== EXERCISE AIM ==
Print the listing below exactly.

== DATASET ENTRIES ==
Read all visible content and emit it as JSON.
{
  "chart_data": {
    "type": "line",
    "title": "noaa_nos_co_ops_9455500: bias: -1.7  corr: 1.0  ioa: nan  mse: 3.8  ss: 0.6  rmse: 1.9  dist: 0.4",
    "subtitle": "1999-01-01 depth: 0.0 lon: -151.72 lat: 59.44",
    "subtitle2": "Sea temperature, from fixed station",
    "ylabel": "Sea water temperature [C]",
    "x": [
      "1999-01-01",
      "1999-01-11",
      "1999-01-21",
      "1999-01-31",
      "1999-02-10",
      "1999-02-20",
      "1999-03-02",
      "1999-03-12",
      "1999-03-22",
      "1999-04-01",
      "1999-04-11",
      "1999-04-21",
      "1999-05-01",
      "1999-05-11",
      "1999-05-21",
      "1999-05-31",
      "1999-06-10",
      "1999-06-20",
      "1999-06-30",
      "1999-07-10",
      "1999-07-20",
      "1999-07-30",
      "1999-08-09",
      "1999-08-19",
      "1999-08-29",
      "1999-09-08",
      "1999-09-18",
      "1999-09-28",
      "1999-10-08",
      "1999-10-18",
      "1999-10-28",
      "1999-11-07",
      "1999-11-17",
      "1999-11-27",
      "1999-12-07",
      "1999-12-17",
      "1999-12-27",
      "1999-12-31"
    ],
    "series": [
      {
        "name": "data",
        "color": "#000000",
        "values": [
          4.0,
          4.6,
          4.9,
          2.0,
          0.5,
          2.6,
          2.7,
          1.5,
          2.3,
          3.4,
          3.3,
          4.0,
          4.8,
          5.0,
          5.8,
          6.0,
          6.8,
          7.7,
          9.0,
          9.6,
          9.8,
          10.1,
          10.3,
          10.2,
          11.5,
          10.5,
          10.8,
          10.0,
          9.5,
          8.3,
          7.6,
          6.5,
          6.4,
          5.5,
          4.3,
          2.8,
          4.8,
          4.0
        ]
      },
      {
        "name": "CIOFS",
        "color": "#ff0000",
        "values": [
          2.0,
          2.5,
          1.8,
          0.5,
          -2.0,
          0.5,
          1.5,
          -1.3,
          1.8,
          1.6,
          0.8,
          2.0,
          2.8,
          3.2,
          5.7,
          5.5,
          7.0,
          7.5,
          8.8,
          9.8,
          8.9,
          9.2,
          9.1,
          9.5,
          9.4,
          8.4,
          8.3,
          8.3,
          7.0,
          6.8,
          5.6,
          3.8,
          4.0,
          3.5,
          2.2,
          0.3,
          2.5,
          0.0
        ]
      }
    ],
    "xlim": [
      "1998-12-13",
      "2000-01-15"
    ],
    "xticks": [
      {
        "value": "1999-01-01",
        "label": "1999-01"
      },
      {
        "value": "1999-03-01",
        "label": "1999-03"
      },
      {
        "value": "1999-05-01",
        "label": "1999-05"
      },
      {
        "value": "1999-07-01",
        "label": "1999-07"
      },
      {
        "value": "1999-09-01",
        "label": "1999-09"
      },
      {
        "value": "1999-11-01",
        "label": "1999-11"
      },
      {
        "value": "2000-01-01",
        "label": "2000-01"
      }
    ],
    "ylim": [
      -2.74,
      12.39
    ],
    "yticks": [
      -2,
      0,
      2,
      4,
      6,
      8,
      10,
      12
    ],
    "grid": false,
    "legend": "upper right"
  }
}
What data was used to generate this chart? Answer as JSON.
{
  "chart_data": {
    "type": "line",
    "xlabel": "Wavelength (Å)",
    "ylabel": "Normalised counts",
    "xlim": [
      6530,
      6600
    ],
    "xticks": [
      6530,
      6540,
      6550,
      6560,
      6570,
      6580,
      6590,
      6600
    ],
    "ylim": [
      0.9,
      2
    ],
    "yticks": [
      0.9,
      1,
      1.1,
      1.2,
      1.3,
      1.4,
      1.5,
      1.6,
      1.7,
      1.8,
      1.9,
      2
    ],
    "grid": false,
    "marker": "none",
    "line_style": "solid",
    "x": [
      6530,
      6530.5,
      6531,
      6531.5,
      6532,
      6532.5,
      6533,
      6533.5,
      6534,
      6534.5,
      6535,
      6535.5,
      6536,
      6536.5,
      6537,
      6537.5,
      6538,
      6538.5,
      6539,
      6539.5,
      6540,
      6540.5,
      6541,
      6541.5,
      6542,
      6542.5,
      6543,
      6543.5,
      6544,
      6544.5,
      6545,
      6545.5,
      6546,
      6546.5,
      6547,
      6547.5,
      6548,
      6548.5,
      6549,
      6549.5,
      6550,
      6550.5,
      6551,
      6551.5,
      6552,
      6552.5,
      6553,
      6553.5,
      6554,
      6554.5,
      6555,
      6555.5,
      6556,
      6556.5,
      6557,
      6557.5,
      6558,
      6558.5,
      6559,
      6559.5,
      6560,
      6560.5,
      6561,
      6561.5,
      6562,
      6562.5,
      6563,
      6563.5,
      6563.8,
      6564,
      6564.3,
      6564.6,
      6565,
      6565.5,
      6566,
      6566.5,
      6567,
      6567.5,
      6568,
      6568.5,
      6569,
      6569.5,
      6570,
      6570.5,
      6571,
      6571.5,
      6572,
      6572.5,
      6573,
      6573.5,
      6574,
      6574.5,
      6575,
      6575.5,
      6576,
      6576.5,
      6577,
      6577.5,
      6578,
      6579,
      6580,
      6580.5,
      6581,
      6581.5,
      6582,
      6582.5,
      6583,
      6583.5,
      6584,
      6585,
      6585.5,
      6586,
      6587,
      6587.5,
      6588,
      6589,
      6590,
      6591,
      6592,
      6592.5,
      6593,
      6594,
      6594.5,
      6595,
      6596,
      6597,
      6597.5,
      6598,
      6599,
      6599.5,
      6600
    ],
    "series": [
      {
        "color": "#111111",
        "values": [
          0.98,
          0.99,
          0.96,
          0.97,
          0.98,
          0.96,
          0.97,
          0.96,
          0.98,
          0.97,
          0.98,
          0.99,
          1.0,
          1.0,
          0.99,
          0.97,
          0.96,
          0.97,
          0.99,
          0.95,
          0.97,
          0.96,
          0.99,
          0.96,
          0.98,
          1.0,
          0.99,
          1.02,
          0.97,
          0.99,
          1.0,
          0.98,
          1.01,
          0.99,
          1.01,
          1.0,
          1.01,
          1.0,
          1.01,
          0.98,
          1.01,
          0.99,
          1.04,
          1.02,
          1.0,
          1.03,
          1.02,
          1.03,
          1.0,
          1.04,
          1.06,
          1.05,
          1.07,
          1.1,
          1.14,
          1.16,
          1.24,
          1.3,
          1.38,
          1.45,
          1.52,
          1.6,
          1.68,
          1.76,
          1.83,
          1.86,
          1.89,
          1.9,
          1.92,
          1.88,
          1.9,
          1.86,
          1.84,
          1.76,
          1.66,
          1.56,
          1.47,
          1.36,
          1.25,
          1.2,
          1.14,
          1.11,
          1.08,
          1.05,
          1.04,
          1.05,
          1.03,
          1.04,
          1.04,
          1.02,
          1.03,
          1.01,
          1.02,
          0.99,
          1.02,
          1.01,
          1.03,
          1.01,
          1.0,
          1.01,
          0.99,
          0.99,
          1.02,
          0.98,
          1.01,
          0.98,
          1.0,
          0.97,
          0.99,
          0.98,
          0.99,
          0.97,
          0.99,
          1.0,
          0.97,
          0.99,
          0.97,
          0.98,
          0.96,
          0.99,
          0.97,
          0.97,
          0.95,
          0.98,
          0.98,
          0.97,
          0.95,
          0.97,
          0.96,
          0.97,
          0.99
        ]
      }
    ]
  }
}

== WRITTEN REPLY ==
Read all visible content and emit it as JSON.
{
  "chart_data": {
    "type": "line",
    "title": "noaa_nos_co_ops_9455500: bias: -1.7  corr: 1.0  ioa: nan  mse: 3.8  ss: 0.6  rmse: 1.9  dist: 0.4",
    "subtitle": "1999-01-01 depth: 0.0 lon: -151.72 lat: 59.44",
    "subtitle2": "Sea temperature, from fixed station",
    "ylabel": "Sea water temperature [C]",
    "x": [
      "1999-01-01",
      "1999-01-11",
      "1999-01-21",
      "1999-01-31",
      "1999-02-10",
      "1999-02-20",
      "1999-03-02",
      "1999-03-12",
      "1999-03-22",
      "1999-04-01",
      "1999-04-11",
      "1999-04-21",
      "1999-05-01",
      "1999-05-11",
      "1999-05-21",
      "1999-05-31",
      "1999-06-10",
      "1999-06-20",
      "1999-06-30",
      "1999-07-10",
      "1999-07-20",
      "1999-07-30",
      "1999-08-09",
      "1999-08-19",
      "1999-08-29",
      "1999-09-08",
      "1999-09-18",
      "1999-09-28",
      "1999-10-08",
      "1999-10-18",
      "1999-10-28",
      "1999-11-07",
      "1999-11-17",
      "1999-11-27",
      "1999-12-07",
      "1999-12-17",
      "1999-12-27",
      "1999-12-31"
    ],
    "series": [
      {
        "name": "data",
        "color": "#000000",
        "values": [
          4.0,
          4.6,
          4.9,
          2.0,
          0.5,
          2.6,
          2.7,
          1.5,
          2.3,
          3.4,
          3.3,
          4.0,
          4.8,
          5.0,
          5.8,
          6.0,
          6.8,
          7.7,
          9.0,
          9.6,
          9.8,
          10.1,
          10.3,
          10.2,
          11.5,
          10.5,
          10.8,
          10.0,
          9.5,
          8.3,
          7.6,
          6.5,
          6.4,
          5.5,
          4.3,
          2.8,
          4.8,
          4.0
        ]
      },
      {
        "name": "CIOFS",
        "color": "#ff0000",
        "values": [
          2.0,
          2.5,
          1.8,
          0.5,
          -2.0,
          0.5,
          1.5,
          -1.3,
          1.8,
          1.6,
          0.8,
          2.0,
          2.8,
          3.2,
          5.7,
          5.5,
          7.0,
          7.5,
          8.8,
          9.8,
          8.9,
          9.2,
          9.1,
          9.5,
          9.4,
          8.4,
          8.3,
          8.3,
          7.0,
          6.8,
          5.6,
          3.8,
          4.0,
          3.5,
          2.2,
          0.3,
          2.5,
          0.0
        ]
      }
    ],
    "xlim": [
      "1998-12-13",
      "2000-01-15"
    ],
    "xticks": [
      {
        "value": "1999-01-01",
        "label": "1999-01"
      },
      {
        "value": "1999-03-01",
        "label": "1999-03"
      },
      {
        "value": "1999-05-01",
        "label": "1999-05"
      },
      {
        "value": "1999-07-01",
        "label": "1999-07"
      },
      {
        "value": "1999-09-01",
        "label": "1999-09"
      },
      {
        "value": "1999-11-01",
        "label": "1999-11"
      },
      {
        "value": "2000-01-01",
        "label": "2000-01"
      }
    ],
    "ylim": [
      -2.74,
      12.39
    ],
    "yticks": [
      -2,
      0,
      2,
      4,
      6,
      8,
      10,
      12
    ],
    "grid": false,
    "legend": "upper right"
  }
}
What data was used to generate this chart? Answer as JSON.
{
  "chart_data": {
    "type": "line",
    "xlabel": "Wavelength (Å)",
    "ylabel": "Normalised counts",
    "xlim": [
      6530,
      6600
    ],
    "xticks": [
      6530,
      6540,
      6550,
      6560,
      6570,
      6580,
      6590,
      6600
    ],
    "ylim": [
      0.9,
      2
    ],
    "yticks": [
      0.9,
      1,
      1.1,
      1.2,
      1.3,
      1.4,
      1.5,
      1.6,
      1.7,
      1.8,
      1.9,
      2
    ],
    "grid": false,
    "marker": "none",
    "line_style": "solid",
    "x": [
      6530,
      6530.5,
      6531,
      6531.5,
      6532,
      6532.5,
      6533,
      6533.5,
      6534,
      6534.5,
      6535,
      6535.5,
      6536,
      6536.5,
      6537,
      6537.5,
      6538,
      6538.5,
      6539,
      6539.5,
      6540,
      6540.5,
      6541,
      6541.5,
      6542,
      6542.5,
      6543,
      6543.5,
      6544,
      6544.5,
      6545,
      6545.5,
      6546,
      6546.5,
      6547,
      6547.5,
      6548,
      6548.5,
      6549,
      6549.5,
      6550,
      6550.5,
      6551,
      6551.5,
      6552,
      6552.5,
      6553,
      6553.5,
      6554,
      6554.5,
      6555,
      6555.5,
      6556,
      6556.5,
      6557,
      6557.5,
      6558,
      6558.5,
      6559,
      6559.5,
      6560,
      6560.5,
      6561,
      6561.5,
      6562,
      6562.5,
      6563,
      6563.5,
      6563.8,
      6564,
      6564.3,
      6564.6,
      6565,
      6565.5,
      6566,
      6566.5,
      6567,
      6567.5,
      6568,
      6568.5,
      6569,
      6569.5,
      6570,
      6570.5,
      6571,
      6571.5,
      6572,
      6572.5,
      6573,
      6573.5,
      6574,
      6574.5,
      6575,
      6575.5,
      6576,
      6576.5,
      6577,
      6577.5,
      6578,
      6579,
      6580,
      6580.5,
      6581,
      6581.5,
      6582,
      6582.5,
      6583,
      6583.5,
      6584,
      6585,
      6585.5,
      6586,
      6587,
      6587.5,
      6588,
      6589,
      6590,
      6591,
      6592,
      6592.5,
      6593,
      6594,
      6594.5,
      6595,
      6596,
      6597,
      6597.5,
      6598,
      6599,
      6599.5,
      6600
    ],
    "series": [
      {
        "color": "#111111",
        "values": [
          0.98,
          0.99,
          0.96,
          0.97,
          0.98,
          0.96,
          0.97,
          0.96,
          0.98,
          0.97,
          0.98,
          0.99,
          1.0,
          1.0,
          0.99,
          0.97,
          0.96,
          0.97,
          0.99,
          0.95,
          0.97,
          0.96,
          0.99,
          0.96,
          0.98,
          1.0,
          0.99,
          1.02,
          0.97,
          0.99,
          1.0,
          0.98,
          1.01,
          0.99,
          1.01,
          1.0,
          1.01,
          1.0,
          1.01,
          0.98,
          1.01,
          0.99,
          1.04,
          1.02,
          1.0,
          1.03,
          1.02,
          1.03,
          1.0,
          1.04,
          1.06,
          1.05,
          1.07,
          1.1,
          1.14,
          1.16,
          1.24,
          1.3,
          1.38,
          1.45,
          1.52,
          1.6,
          1.68,
          1.76,
          1.83,
          1.86,
          1.89,
          1.9,
          1.92,
          1.88,
          1.9,
          1.86,
          1.84,
          1.76,
          1.66,
          1.56,
          1.47,
          1.36,
          1.25,
          1.2,
          1.14,
          1.11,
          1.08,
          1.05,
          1.04,
          1.05,
          1.03,
          1.04,
          1.04,
          1.02,
          1.03,
          1.01,
          1.02,
          0.99,
          1.02,
          1.01,
          1.03,
          1.01,
          1.0,
          1.01,
          0.99,
          0.99,
          1.02,
          0.98,
          1.01,
          0.98,
          1.0,
          0.97,
          0.99,
          0.98,
          0.99,
          0.97,
          0.99,
          1.0,
          0.97,
          0.99,
          0.97,
          0.98,
          0.96,
          0.99,
          0.97,
          0.97,
          0.95,
          0.98,
          0.98,
          0.97,
          0.95,
          0.97,
          0.96,
          0.97,
          0.99
        ]
      }
    ]
  }
}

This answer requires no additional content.